# To be done
Transcribe all of the data exactly. Omit the pictures.

Stored data entries
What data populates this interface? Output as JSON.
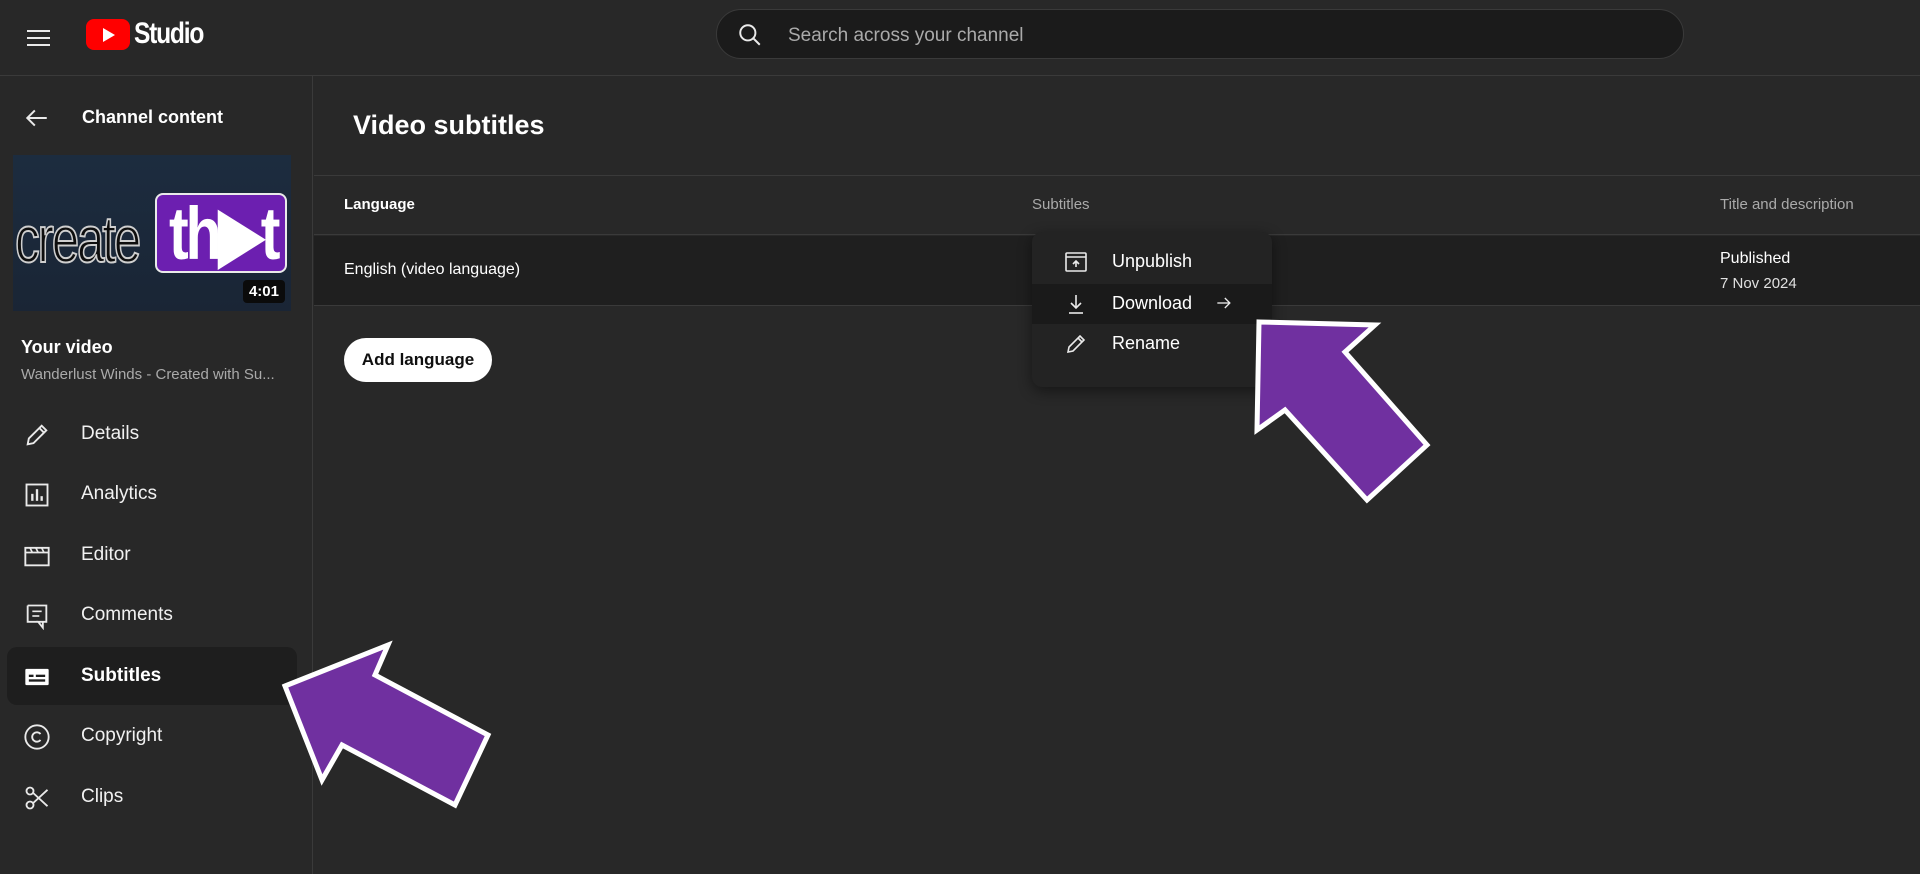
{
  "header": {
    "logo_text": "Studio",
    "search_placeholder": "Search across your channel"
  },
  "sidebar": {
    "back_label": "Channel content",
    "thumbnail": {
      "word_left": "create",
      "word_right": "th▶t",
      "duration": "4:01",
      "brand_color": "#6c1fb0"
    },
    "your_video_label": "Your video",
    "video_title": "Wanderlust Winds - Created with Su...",
    "items": [
      {
        "label": "Details",
        "icon": "pencil-icon"
      },
      {
        "label": "Analytics",
        "icon": "analytics-icon"
      },
      {
        "label": "Editor",
        "icon": "clapperboard-icon"
      },
      {
        "label": "Comments",
        "icon": "comment-icon"
      },
      {
        "label": "Subtitles",
        "icon": "subtitles-icon",
        "active": true
      },
      {
        "label": "Copyright",
        "icon": "copyright-icon"
      },
      {
        "label": "Clips",
        "icon": "scissors-icon"
      }
    ]
  },
  "main": {
    "title": "Video subtitles",
    "columns": [
      "Language",
      "Subtitles",
      "Title and description"
    ],
    "rows": [
      {
        "language": "English (video language)",
        "status": "Published",
        "date": "7 Nov 2024"
      }
    ],
    "add_language_label": "Add language"
  },
  "menu": {
    "items": [
      {
        "label": "Unpublish",
        "icon": "unpublish-icon"
      },
      {
        "label": "Download",
        "icon": "download-icon",
        "highlighted": true
      },
      {
        "label": "Rename",
        "icon": "pencil-icon"
      }
    ]
  },
  "colors": {
    "background": "#282828",
    "annotation_arrow": "#7030a0",
    "youtube_red": "#ff0000"
  }
}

# Written solution
What data populates this interface? Output as JSON.
{
  "header": {
    "logo_text": "Studio",
    "search_placeholder": "Search across your channel"
  },
  "sidebar": {
    "back_label": "Channel content",
    "thumbnail": {
      "word_left": "create",
      "word_right": "th▶t",
      "duration": "4:01",
      "brand_color": "#6c1fb0"
    },
    "your_video_label": "Your video",
    "video_title": "Wanderlust Winds - Created with Su...",
    "items": [
      {
        "label": "Details",
        "icon": "pencil-icon"
      },
      {
        "label": "Analytics",
        "icon": "analytics-icon"
      },
      {
        "label": "Editor",
        "icon": "clapperboard-icon"
      },
      {
        "label": "Comments",
        "icon": "comment-icon"
      },
      {
        "label": "Subtitles",
        "icon": "subtitles-icon",
        "active": true
      },
      {
        "label": "Copyright",
        "icon": "copyright-icon"
      },
      {
        "label": "Clips",
        "icon": "scissors-icon"
      }
    ]
  },
  "main": {
    "title": "Video subtitles",
    "columns": [
      "Language",
      "Subtitles",
      "Title and description"
    ],
    "rows": [
      {
        "language": "English (video language)",
        "status": "Published",
        "date": "7 Nov 2024"
      }
    ],
    "add_language_label": "Add language"
  },
  "menu": {
    "items": [
      {
        "label": "Unpublish",
        "icon": "unpublish-icon"
      },
      {
        "label": "Download",
        "icon": "download-icon",
        "highlighted": true
      },
      {
        "label": "Rename",
        "icon": "pencil-icon"
      }
    ]
  },
  "colors": {
    "background": "#282828",
    "annotation_arrow": "#7030a0",
    "youtube_red": "#ff0000"
  }
}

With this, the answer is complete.